§ **What you are asked to do**:
Pictures stay out of the copy; restate everything else in the material exactly.

§ **Exercise data**:
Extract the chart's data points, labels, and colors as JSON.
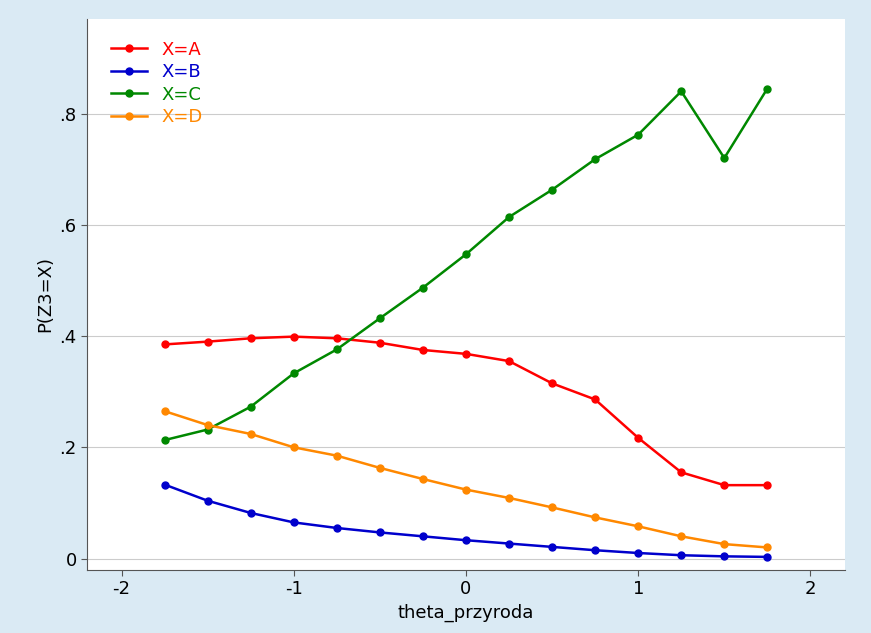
{
  "title": "",
  "xlabel": "theta_przyroda",
  "ylabel": "P(Z3=X)",
  "xlim": [
    -2.2,
    2.2
  ],
  "ylim": [
    -0.02,
    0.97
  ],
  "xticks": [
    -2,
    -1,
    0,
    1,
    2
  ],
  "yticks": [
    0,
    0.2,
    0.4,
    0.6,
    0.8
  ],
  "ytick_labels": [
    "0",
    ".2",
    ".4",
    ".6",
    ".8"
  ],
  "background_color": "#daeaf4",
  "plot_background_color": "#ffffff",
  "legend_labels": [
    "X=A",
    "X=B",
    "X=C",
    "X=D"
  ],
  "legend_colors": [
    "#ff0000",
    "#0000cc",
    "#008800",
    "#ff8800"
  ],
  "series": {
    "A": {
      "color": "#ff0000",
      "x": [
        -1.75,
        -1.5,
        -1.25,
        -1.0,
        -0.75,
        -0.5,
        -0.25,
        0.0,
        0.25,
        0.5,
        0.75,
        1.0,
        1.25,
        1.5,
        1.75
      ],
      "y": [
        0.385,
        0.39,
        0.396,
        0.399,
        0.396,
        0.388,
        0.375,
        0.368,
        0.355,
        0.315,
        0.286,
        0.217,
        0.155,
        0.132,
        0.132
      ]
    },
    "B": {
      "color": "#0000cc",
      "x": [
        -1.75,
        -1.5,
        -1.25,
        -1.0,
        -0.75,
        -0.5,
        -0.25,
        0.0,
        0.25,
        0.5,
        0.75,
        1.0,
        1.25,
        1.5,
        1.75
      ],
      "y": [
        0.133,
        0.104,
        0.082,
        0.065,
        0.055,
        0.047,
        0.04,
        0.033,
        0.027,
        0.021,
        0.015,
        0.01,
        0.006,
        0.004,
        0.003
      ]
    },
    "C": {
      "color": "#008800",
      "x": [
        -1.75,
        -1.5,
        -1.25,
        -1.0,
        -0.75,
        -0.5,
        -0.25,
        0.0,
        0.25,
        0.5,
        0.75,
        1.0,
        1.25,
        1.5,
        1.75
      ],
      "y": [
        0.213,
        0.232,
        0.273,
        0.333,
        0.376,
        0.432,
        0.487,
        0.547,
        0.614,
        0.663,
        0.718,
        0.762,
        0.84,
        0.72,
        0.845
      ]
    },
    "D": {
      "color": "#ff8800",
      "x": [
        -1.75,
        -1.5,
        -1.25,
        -1.0,
        -0.75,
        -0.5,
        -0.25,
        0.0,
        0.25,
        0.5,
        0.75,
        1.0,
        1.25,
        1.5,
        1.75
      ],
      "y": [
        0.265,
        0.24,
        0.224,
        0.2,
        0.185,
        0.163,
        0.143,
        0.124,
        0.109,
        0.092,
        0.074,
        0.058,
        0.04,
        0.026,
        0.02
      ]
    }
  },
  "figwidth": 8.71,
  "figheight": 6.33,
  "dpi": 100
}
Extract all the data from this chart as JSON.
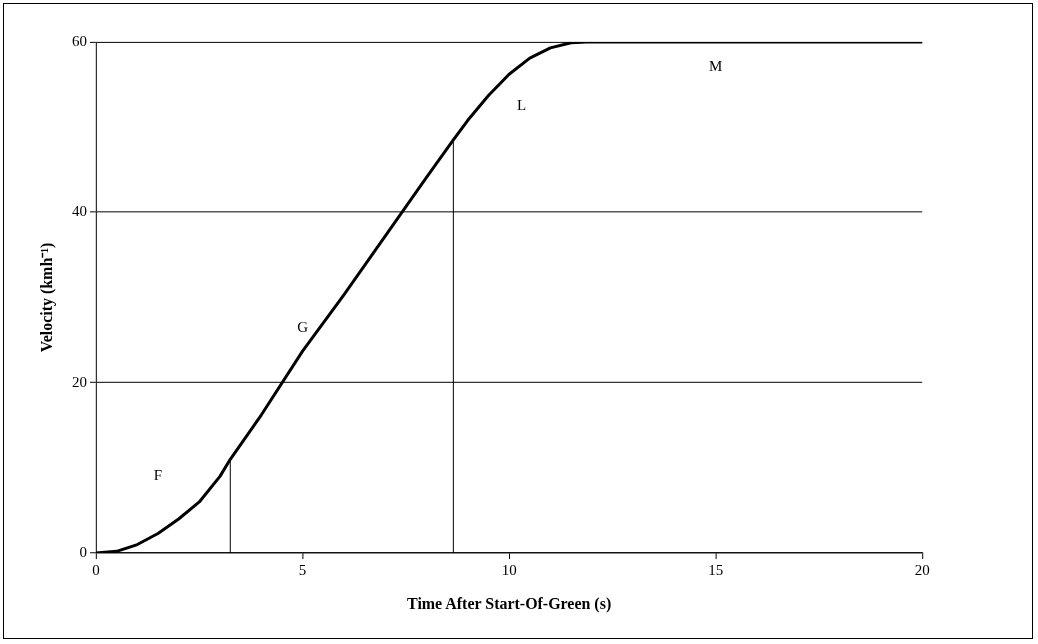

§ **Reply to the exercise**:
Extract the chart's data points, labels, and colors as JSON.
{
  "title": "",
  "xlabel": "theta_przyroda",
  "ylabel": "P(Z3=X)",
  "xlim": [
    -2.2,
    2.2
  ],
  "ylim": [
    -0.02,
    0.97
  ],
  "xticks": [
    -2,
    -1,
    0,
    1,
    2
  ],
  "yticks": [
    0,
    0.2,
    0.4,
    0.6,
    0.8
  ],
  "ytick_labels": [
    "0",
    ".2",
    ".4",
    ".6",
    ".8"
  ],
  "background_color": "#daeaf4",
  "plot_background_color": "#ffffff",
  "legend_labels": [
    "X=A",
    "X=B",
    "X=C",
    "X=D"
  ],
  "legend_colors": [
    "#ff0000",
    "#0000cc",
    "#008800",
    "#ff8800"
  ],
  "series": {
    "A": {
      "color": "#ff0000",
      "x": [
        -1.75,
        -1.5,
        -1.25,
        -1.0,
        -0.75,
        -0.5,
        -0.25,
        0.0,
        0.25,
        0.5,
        0.75,
        1.0,
        1.25,
        1.5,
        1.75
      ],
      "y": [
        0.385,
        0.39,
        0.396,
        0.399,
        0.396,
        0.388,
        0.375,
        0.368,
        0.355,
        0.315,
        0.286,
        0.217,
        0.155,
        0.132,
        0.132
      ]
    },
    "B": {
      "color": "#0000cc",
      "x": [
        -1.75,
        -1.5,
        -1.25,
        -1.0,
        -0.75,
        -0.5,
        -0.25,
        0.0,
        0.25,
        0.5,
        0.75,
        1.0,
        1.25,
        1.5,
        1.75
      ],
      "y": [
        0.133,
        0.104,
        0.082,
        0.065,
        0.055,
        0.047,
        0.04,
        0.033,
        0.027,
        0.021,
        0.015,
        0.01,
        0.006,
        0.004,
        0.003
      ]
    },
    "C": {
      "color": "#008800",
      "x": [
        -1.75,
        -1.5,
        -1.25,
        -1.0,
        -0.75,
        -0.5,
        -0.25,
        0.0,
        0.25,
        0.5,
        0.75,
        1.0,
        1.25,
        1.5,
        1.75
      ],
      "y": [
        0.213,
        0.232,
        0.273,
        0.333,
        0.376,
        0.432,
        0.487,
        0.547,
        0.614,
        0.663,
        0.718,
        0.762,
        0.84,
        0.72,
        0.845
      ]
    },
    "D": {
      "color": "#ff8800",
      "x": [
        -1.75,
        -1.5,
        -1.25,
        -1.0,
        -0.75,
        -0.5,
        -0.25,
        0.0,
        0.25,
        0.5,
        0.75,
        1.0,
        1.25,
        1.5,
        1.75
      ],
      "y": [
        0.265,
        0.24,
        0.224,
        0.2,
        0.185,
        0.163,
        0.143,
        0.124,
        0.109,
        0.092,
        0.074,
        0.058,
        0.04,
        0.026,
        0.02
      ]
    }
  },
  "figwidth": 8.71,
  "figheight": 6.33,
  "dpi": 100
}
Extract all the data from this chart as JSON.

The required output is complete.